◆ **GOAL**:
Report, as a bare number, how many lines of the material below contain the word "unlink".

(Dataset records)
* * * * *
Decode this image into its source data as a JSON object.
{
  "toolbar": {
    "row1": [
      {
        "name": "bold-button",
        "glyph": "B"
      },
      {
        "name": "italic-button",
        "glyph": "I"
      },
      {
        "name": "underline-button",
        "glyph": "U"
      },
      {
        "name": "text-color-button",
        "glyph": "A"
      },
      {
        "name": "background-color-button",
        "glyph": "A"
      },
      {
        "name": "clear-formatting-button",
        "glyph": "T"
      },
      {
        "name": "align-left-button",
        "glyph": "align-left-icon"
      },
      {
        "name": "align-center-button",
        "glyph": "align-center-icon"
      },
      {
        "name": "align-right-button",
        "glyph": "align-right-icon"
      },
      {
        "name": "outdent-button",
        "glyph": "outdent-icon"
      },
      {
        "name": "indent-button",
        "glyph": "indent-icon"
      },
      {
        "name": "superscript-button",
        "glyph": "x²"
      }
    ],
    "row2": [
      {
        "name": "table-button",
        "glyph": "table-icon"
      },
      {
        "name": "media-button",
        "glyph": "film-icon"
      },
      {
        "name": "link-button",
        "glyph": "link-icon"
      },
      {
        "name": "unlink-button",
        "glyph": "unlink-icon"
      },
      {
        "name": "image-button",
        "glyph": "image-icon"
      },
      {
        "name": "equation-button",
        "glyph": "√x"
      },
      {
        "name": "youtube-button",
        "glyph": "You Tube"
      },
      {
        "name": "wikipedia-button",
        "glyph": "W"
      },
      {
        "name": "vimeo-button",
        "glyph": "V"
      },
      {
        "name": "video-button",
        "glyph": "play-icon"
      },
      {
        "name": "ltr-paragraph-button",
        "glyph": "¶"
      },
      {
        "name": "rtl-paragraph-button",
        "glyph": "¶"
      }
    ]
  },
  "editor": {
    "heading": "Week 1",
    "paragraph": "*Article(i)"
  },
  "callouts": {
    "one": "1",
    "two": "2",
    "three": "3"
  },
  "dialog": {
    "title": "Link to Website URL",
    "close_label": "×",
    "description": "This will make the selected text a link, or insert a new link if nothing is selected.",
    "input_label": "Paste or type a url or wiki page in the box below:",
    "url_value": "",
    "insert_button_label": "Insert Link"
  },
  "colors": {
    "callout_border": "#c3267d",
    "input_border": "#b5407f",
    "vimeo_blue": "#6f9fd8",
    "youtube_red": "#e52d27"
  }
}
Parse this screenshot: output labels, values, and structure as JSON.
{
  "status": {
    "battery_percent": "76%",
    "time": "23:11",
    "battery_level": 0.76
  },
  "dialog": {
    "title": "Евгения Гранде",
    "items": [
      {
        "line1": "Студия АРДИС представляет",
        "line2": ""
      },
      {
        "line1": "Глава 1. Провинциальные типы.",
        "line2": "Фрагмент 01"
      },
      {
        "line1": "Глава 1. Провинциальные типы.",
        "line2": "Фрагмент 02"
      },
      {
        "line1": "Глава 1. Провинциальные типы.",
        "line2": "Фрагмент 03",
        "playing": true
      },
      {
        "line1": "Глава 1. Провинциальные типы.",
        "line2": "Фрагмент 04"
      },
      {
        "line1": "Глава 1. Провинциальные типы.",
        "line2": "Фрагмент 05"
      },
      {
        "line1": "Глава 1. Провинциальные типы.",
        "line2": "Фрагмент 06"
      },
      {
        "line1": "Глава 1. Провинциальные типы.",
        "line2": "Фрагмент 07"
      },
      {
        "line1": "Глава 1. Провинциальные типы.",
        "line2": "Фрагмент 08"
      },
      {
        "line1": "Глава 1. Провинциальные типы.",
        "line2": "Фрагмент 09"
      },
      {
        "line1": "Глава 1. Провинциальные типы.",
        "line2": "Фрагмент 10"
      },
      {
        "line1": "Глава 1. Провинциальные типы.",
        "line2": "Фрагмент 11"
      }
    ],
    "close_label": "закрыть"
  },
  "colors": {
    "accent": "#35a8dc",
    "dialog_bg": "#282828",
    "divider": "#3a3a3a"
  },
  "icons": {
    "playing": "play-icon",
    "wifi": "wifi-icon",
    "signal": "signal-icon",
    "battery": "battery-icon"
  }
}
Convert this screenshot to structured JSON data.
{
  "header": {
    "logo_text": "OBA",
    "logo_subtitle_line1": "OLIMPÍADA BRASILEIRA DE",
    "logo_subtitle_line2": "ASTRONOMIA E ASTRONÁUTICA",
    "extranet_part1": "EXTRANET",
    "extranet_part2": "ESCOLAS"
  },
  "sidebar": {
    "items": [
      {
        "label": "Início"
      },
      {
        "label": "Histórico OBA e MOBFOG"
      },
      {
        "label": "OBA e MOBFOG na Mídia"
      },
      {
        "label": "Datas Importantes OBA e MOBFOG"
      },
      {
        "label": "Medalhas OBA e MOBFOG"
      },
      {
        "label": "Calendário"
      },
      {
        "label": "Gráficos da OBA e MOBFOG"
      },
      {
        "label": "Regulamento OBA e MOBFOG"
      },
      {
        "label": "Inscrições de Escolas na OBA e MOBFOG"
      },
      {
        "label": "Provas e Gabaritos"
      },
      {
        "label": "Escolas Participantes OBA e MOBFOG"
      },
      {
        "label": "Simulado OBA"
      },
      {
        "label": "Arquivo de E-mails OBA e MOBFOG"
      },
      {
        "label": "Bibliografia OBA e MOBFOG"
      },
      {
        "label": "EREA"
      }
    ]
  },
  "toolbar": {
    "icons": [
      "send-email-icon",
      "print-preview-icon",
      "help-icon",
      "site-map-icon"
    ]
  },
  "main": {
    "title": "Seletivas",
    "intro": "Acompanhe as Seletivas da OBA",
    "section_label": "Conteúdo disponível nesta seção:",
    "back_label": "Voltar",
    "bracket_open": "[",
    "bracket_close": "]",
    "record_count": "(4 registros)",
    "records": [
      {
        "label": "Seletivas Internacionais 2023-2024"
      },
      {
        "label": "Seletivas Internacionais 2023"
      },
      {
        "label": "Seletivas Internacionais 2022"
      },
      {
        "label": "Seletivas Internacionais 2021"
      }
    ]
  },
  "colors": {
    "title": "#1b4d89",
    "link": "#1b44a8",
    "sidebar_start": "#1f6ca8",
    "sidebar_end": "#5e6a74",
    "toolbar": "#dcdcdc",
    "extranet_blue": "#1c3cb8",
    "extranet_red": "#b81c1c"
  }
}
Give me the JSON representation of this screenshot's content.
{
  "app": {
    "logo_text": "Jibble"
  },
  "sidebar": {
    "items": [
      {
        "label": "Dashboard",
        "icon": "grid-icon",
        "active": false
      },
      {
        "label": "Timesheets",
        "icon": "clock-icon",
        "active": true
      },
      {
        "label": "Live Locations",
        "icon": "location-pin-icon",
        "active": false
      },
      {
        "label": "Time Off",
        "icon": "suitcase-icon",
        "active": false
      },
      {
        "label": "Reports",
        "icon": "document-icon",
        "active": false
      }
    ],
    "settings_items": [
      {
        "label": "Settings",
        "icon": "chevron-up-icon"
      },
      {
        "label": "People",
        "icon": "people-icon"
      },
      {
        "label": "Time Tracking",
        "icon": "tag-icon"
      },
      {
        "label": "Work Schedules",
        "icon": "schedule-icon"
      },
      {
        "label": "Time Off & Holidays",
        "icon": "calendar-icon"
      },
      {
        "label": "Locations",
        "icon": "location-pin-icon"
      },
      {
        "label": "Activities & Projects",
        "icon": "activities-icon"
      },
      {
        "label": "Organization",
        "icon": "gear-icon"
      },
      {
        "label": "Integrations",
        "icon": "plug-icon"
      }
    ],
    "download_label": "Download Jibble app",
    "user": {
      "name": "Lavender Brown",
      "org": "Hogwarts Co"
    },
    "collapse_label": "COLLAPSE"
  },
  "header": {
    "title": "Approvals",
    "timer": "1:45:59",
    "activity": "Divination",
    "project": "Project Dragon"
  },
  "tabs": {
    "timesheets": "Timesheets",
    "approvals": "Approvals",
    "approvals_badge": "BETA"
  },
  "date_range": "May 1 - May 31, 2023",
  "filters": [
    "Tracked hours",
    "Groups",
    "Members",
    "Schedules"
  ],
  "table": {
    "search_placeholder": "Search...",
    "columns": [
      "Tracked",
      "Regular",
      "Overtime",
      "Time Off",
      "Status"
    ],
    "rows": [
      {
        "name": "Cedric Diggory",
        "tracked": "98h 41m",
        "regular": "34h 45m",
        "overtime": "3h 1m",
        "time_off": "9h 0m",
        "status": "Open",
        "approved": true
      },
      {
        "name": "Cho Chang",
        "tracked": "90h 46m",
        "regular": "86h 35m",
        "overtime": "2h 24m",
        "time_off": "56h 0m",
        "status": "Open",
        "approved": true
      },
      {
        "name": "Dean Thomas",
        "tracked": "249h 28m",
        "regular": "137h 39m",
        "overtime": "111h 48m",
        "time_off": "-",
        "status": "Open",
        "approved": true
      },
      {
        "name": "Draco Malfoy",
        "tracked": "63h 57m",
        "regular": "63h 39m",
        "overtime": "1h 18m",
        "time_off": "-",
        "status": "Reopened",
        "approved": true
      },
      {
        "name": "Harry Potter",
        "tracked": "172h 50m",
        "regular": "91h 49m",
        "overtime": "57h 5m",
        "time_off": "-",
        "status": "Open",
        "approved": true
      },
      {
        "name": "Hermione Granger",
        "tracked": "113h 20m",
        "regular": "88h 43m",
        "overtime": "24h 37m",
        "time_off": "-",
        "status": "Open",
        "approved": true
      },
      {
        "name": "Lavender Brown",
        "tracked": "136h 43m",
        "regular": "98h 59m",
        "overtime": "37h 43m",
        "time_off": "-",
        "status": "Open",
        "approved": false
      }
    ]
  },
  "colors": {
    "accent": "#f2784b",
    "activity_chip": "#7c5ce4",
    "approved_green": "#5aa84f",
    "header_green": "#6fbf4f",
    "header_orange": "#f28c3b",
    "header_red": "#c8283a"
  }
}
* * * * *
◆ **ANSWER TO THE TASK**:
2